● To be done
Can you output the material exactly as written, minus any pictures it holds?

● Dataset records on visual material
★ ★ ★ ★ ★ ★ ★

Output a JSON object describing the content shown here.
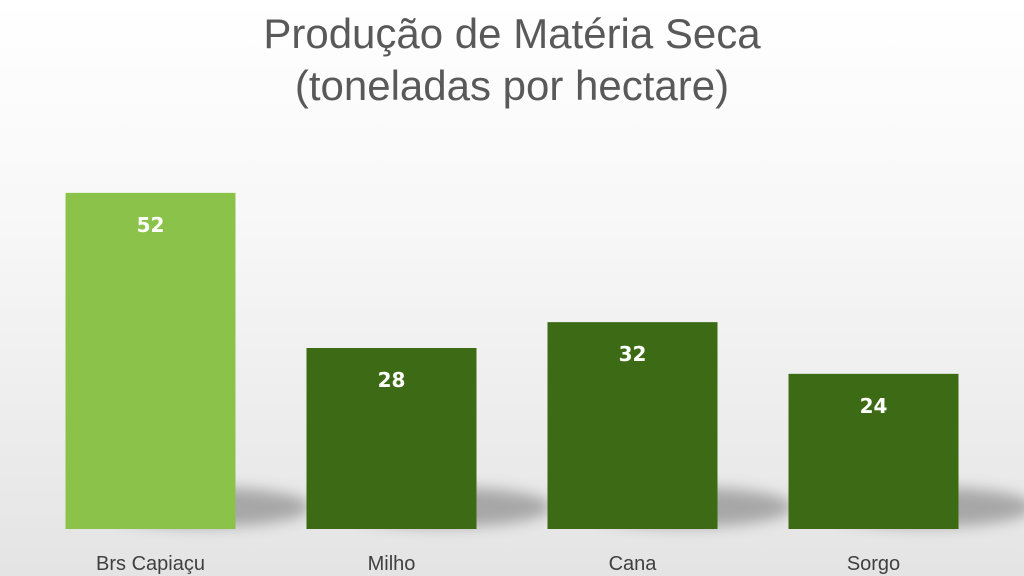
{
  "chart_data": {
    "type": "bar",
    "title": "Produção de Matéria Seca",
    "subtitle": "(toneladas por hectare)",
    "categories": [
      "Brs Capiaçu",
      "Milho",
      "Cana",
      "Sorgo"
    ],
    "series": [
      {
        "values": [
          52,
          28,
          32,
          24
        ]
      }
    ],
    "xlabel": "",
    "ylabel": "",
    "ylim": [
      0,
      56
    ],
    "grid": false,
    "legend": "none",
    "data_labels": true,
    "colors": {
      "highlight": "#8BC34A",
      "bar": "#3D6A14",
      "label": "#FFFFFF"
    },
    "highlight_index": 0
  }
}
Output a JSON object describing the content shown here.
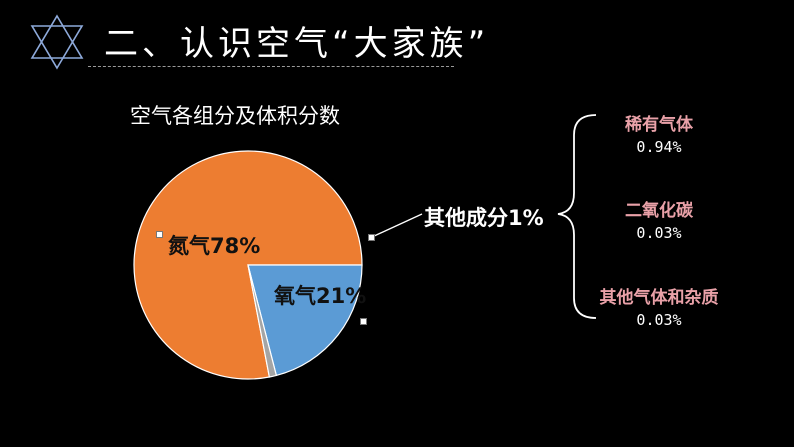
{
  "slide": {
    "title": "二、认识空气“大家族”",
    "logo_icon": "star-of-david-icon"
  },
  "chart_data": {
    "type": "pie",
    "title": "空气各组分及体积分数",
    "slices": [
      {
        "label": "氮气78%",
        "value": 78,
        "color": "#ed7d31"
      },
      {
        "label": "氧气21%",
        "value": 21,
        "color": "#5b9bd5"
      },
      {
        "label": "其他成分1%",
        "value": 1,
        "color": "#a5a5a5"
      }
    ],
    "other_breakdown": [
      {
        "name": "稀有气体",
        "value": "0.94%"
      },
      {
        "name": "二氧化碳",
        "value": "0.03%"
      },
      {
        "name": "其他气体和杂质",
        "value": "0.03%"
      }
    ]
  }
}
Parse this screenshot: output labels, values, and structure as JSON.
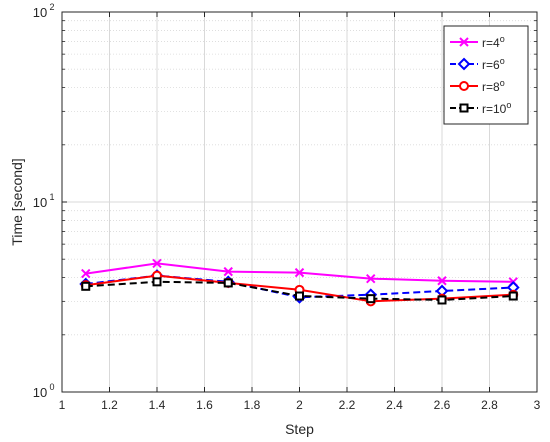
{
  "chart_data": {
    "type": "line",
    "title": "",
    "xlabel": "Step",
    "ylabel": "Time [second]",
    "xlim": [
      1,
      3
    ],
    "ylim": [
      1,
      100
    ],
    "yscale": "log",
    "grid": true,
    "legend_position": "top-right",
    "x_ticks": [
      "1",
      "1.2",
      "1.4",
      "1.6",
      "1.8",
      "2",
      "2.2",
      "2.4",
      "2.6",
      "2.8",
      "3"
    ],
    "y_ticks": [
      {
        "value": 1,
        "base": "10",
        "exp": "0"
      },
      {
        "value": 10,
        "base": "10",
        "exp": "1"
      },
      {
        "value": 100,
        "base": "10",
        "exp": "2"
      }
    ],
    "x": [
      1.1,
      1.4,
      1.7,
      2.0,
      2.3,
      2.6,
      2.9
    ],
    "series": [
      {
        "name": "r=4",
        "name_sup": "o",
        "color": "#ff00ff",
        "dash": "solid",
        "marker": "x",
        "values": [
          4.2,
          4.75,
          4.3,
          4.25,
          3.95,
          3.85,
          3.8
        ]
      },
      {
        "name": "r=6",
        "name_sup": "o",
        "color": "#0000ff",
        "dash": "dashed",
        "marker": "diamond",
        "values": [
          3.7,
          4.1,
          3.8,
          3.15,
          3.25,
          3.4,
          3.55
        ]
      },
      {
        "name": "r=8",
        "name_sup": "o",
        "color": "#ff0000",
        "dash": "solid",
        "marker": "circle",
        "values": [
          3.65,
          4.1,
          3.75,
          3.45,
          3.0,
          3.1,
          3.25
        ]
      },
      {
        "name": "r=10",
        "name_sup": "o",
        "color": "#000000",
        "dash": "dashed",
        "marker": "square",
        "values": [
          3.6,
          3.8,
          3.75,
          3.2,
          3.1,
          3.05,
          3.2
        ]
      }
    ]
  }
}
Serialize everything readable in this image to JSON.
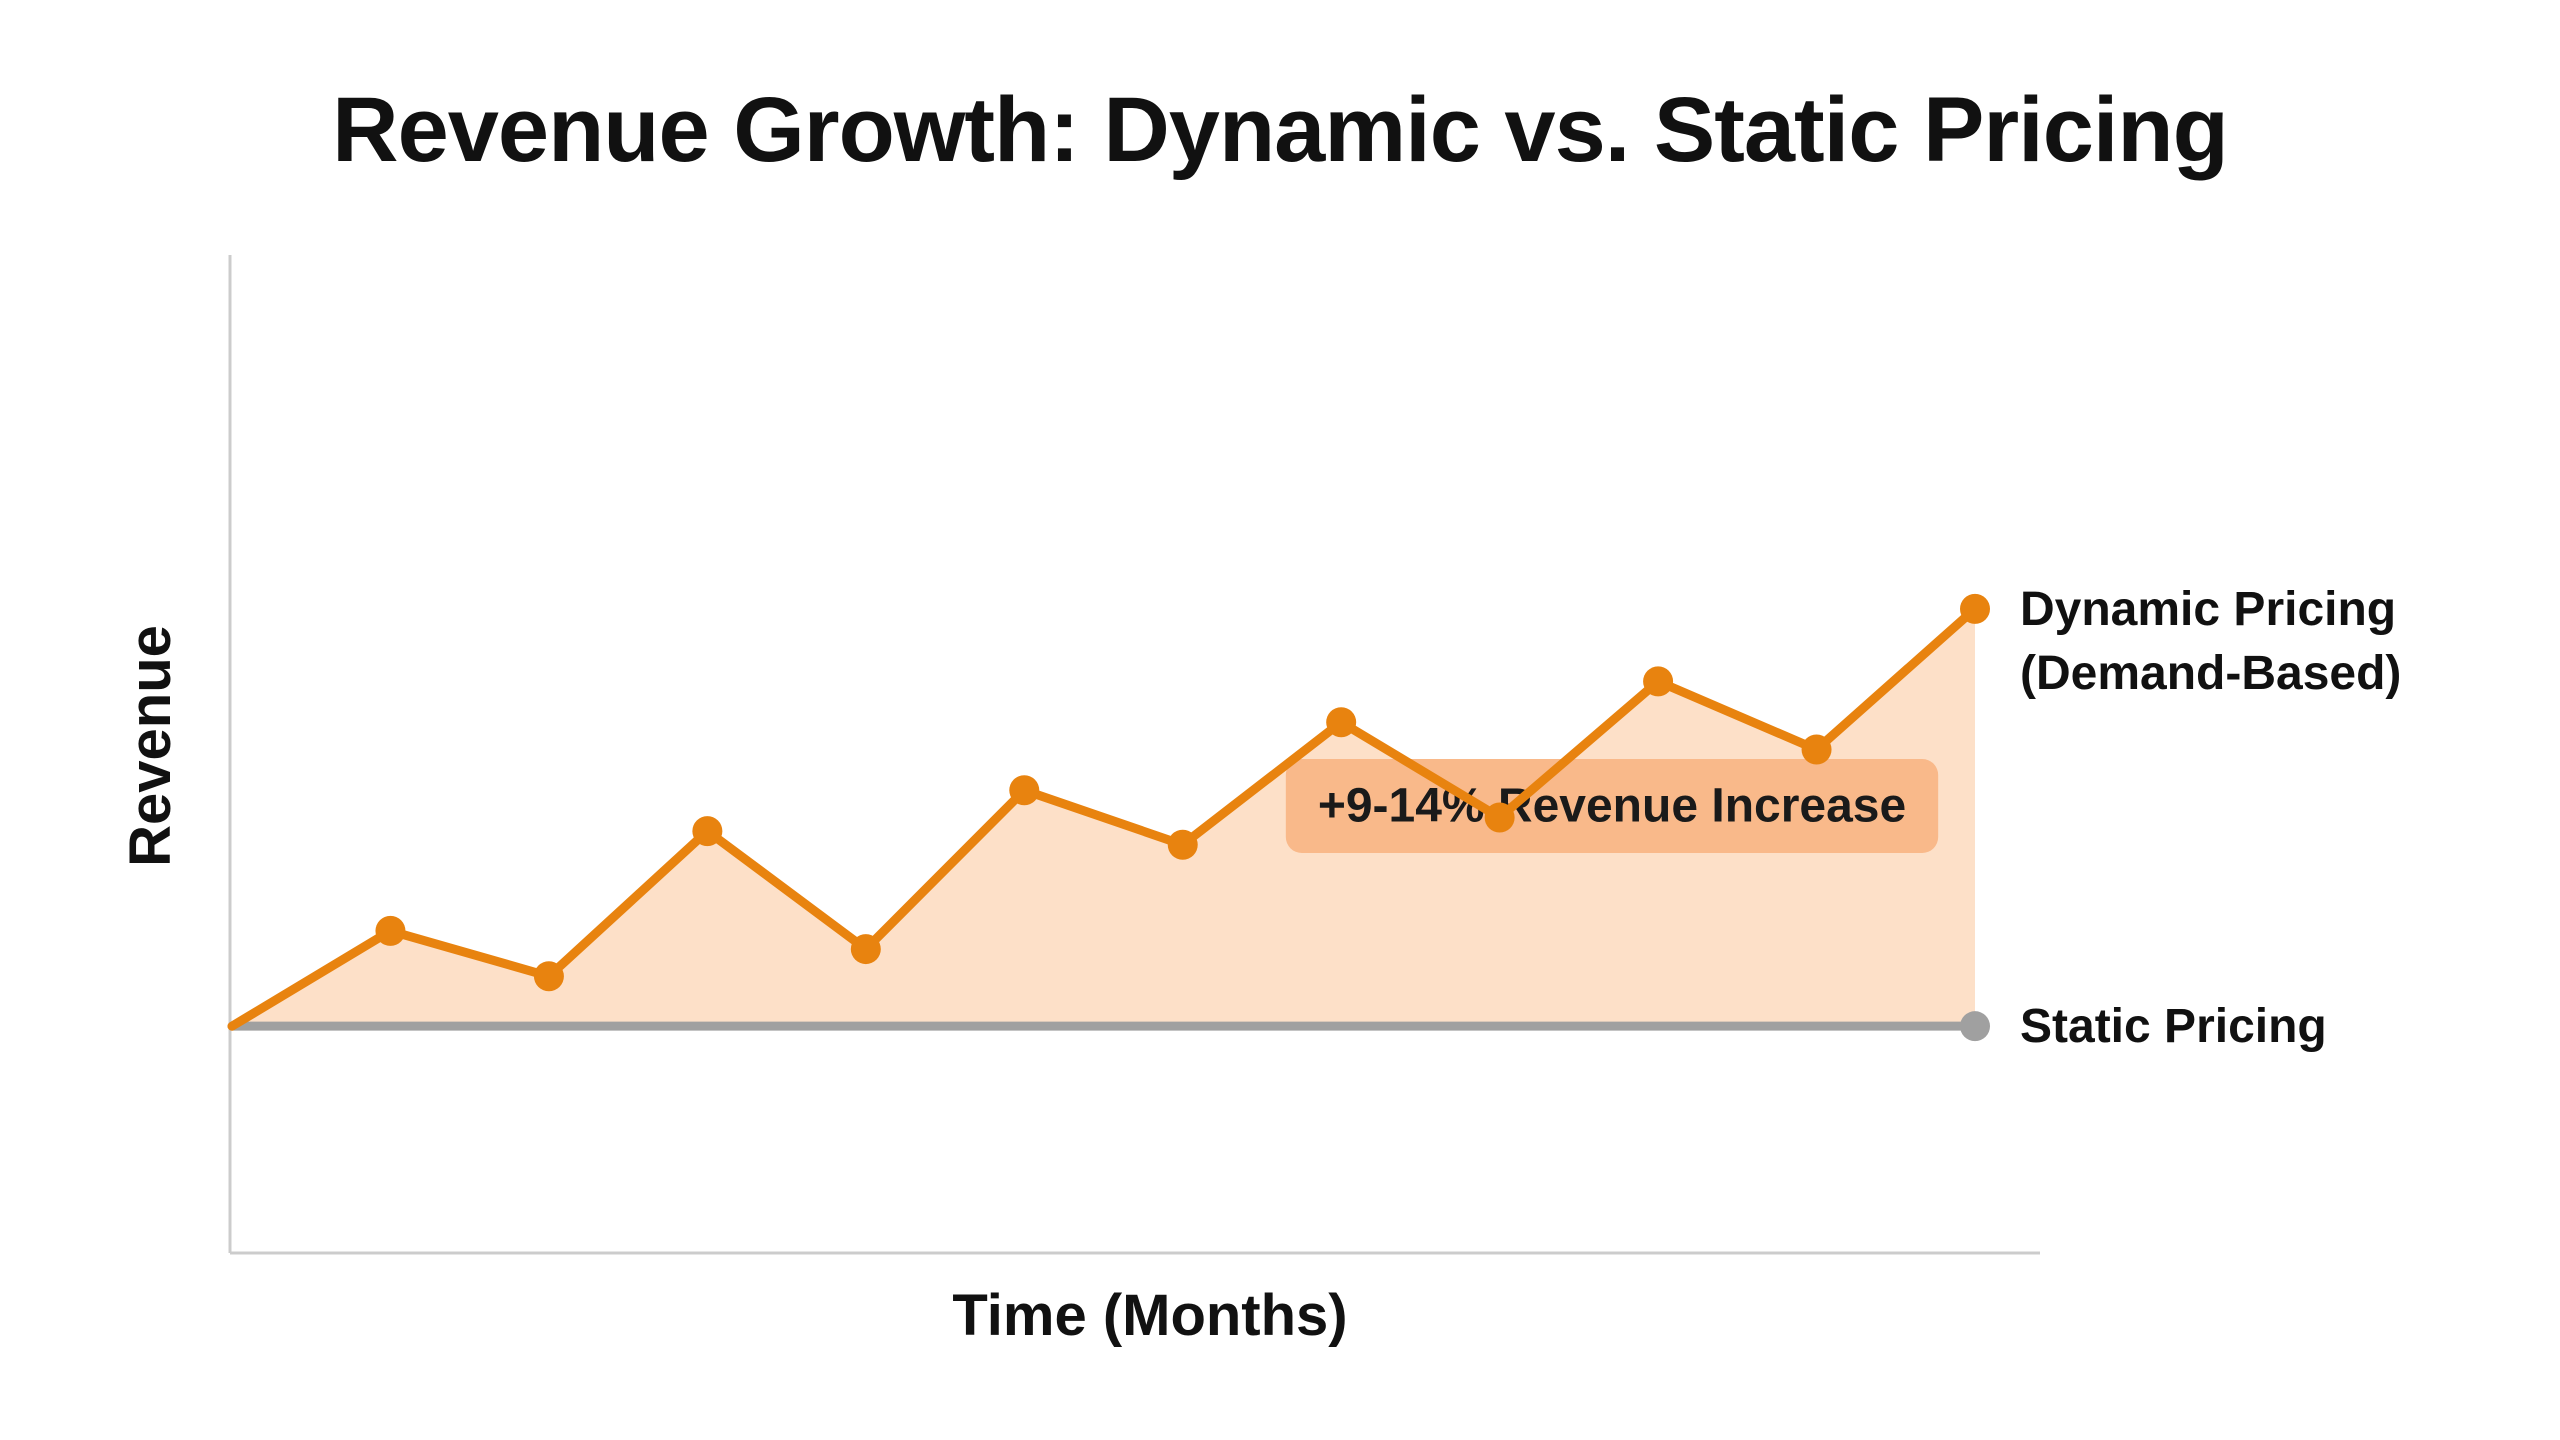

★ ★ ★ ★ ★ ★ ★

● Answer for this exercise
Output a JSON object describing the content shown here.
{
  "chart_data": {
    "type": "bar",
    "title": "Produção de Matéria Seca",
    "subtitle": "(toneladas por hectare)",
    "categories": [
      "Brs Capiaçu",
      "Milho",
      "Cana",
      "Sorgo"
    ],
    "series": [
      {
        "values": [
          52,
          28,
          32,
          24
        ]
      }
    ],
    "xlabel": "",
    "ylabel": "",
    "ylim": [
      0,
      56
    ],
    "grid": false,
    "legend": "none",
    "data_labels": true,
    "colors": {
      "highlight": "#8BC34A",
      "bar": "#3D6A14",
      "label": "#FFFFFF"
    },
    "highlight_index": 0
  }
}
Output a JSON object describing the content shown here.
{
  "slide": {
    "title": "二、认识空气“大家族”",
    "logo_icon": "star-of-david-icon"
  },
  "chart_data": {
    "type": "pie",
    "title": "空气各组分及体积分数",
    "slices": [
      {
        "label": "氮气78%",
        "value": 78,
        "color": "#ed7d31"
      },
      {
        "label": "氧气21%",
        "value": 21,
        "color": "#5b9bd5"
      },
      {
        "label": "其他成分1%",
        "value": 1,
        "color": "#a5a5a5"
      }
    ],
    "other_breakdown": [
      {
        "name": "稀有气体",
        "value": "0.94%"
      },
      {
        "name": "二氧化碳",
        "value": "0.03%"
      },
      {
        "name": "其他气体和杂质",
        "value": "0.03%"
      }
    ]
  }
}
Parse this screenshot: output labels, values, and structure as JSON.
{
  "chart_data": {
    "type": "line",
    "title": "",
    "xlabel": "Step",
    "ylabel": "Time [second]",
    "xlim": [
      1,
      3
    ],
    "ylim": [
      1,
      100
    ],
    "yscale": "log",
    "grid": true,
    "legend_position": "top-right",
    "x_ticks": [
      "1",
      "1.2",
      "1.4",
      "1.6",
      "1.8",
      "2",
      "2.2",
      "2.4",
      "2.6",
      "2.8",
      "3"
    ],
    "y_ticks": [
      {
        "value": 1,
        "base": "10",
        "exp": "0"
      },
      {
        "value": 10,
        "base": "10",
        "exp": "1"
      },
      {
        "value": 100,
        "base": "10",
        "exp": "2"
      }
    ],
    "x": [
      1.1,
      1.4,
      1.7,
      2.0,
      2.3,
      2.6,
      2.9
    ],
    "series": [
      {
        "name": "r=4",
        "name_sup": "o",
        "color": "#ff00ff",
        "dash": "solid",
        "marker": "x",
        "values": [
          4.2,
          4.75,
          4.3,
          4.25,
          3.95,
          3.85,
          3.8
        ]
      },
      {
        "name": "r=6",
        "name_sup": "o",
        "color": "#0000ff",
        "dash": "dashed",
        "marker": "diamond",
        "values": [
          3.7,
          4.1,
          3.8,
          3.15,
          3.25,
          3.4,
          3.55
        ]
      },
      {
        "name": "r=8",
        "name_sup": "o",
        "color": "#ff0000",
        "dash": "solid",
        "marker": "circle",
        "values": [
          3.65,
          4.1,
          3.75,
          3.45,
          3.0,
          3.1,
          3.25
        ]
      },
      {
        "name": "r=10",
        "name_sup": "o",
        "color": "#000000",
        "dash": "dashed",
        "marker": "square",
        "values": [
          3.6,
          3.8,
          3.75,
          3.2,
          3.1,
          3.05,
          3.2
        ]
      }
    ]
  }
}
Serialize everything readable in this image to JSON.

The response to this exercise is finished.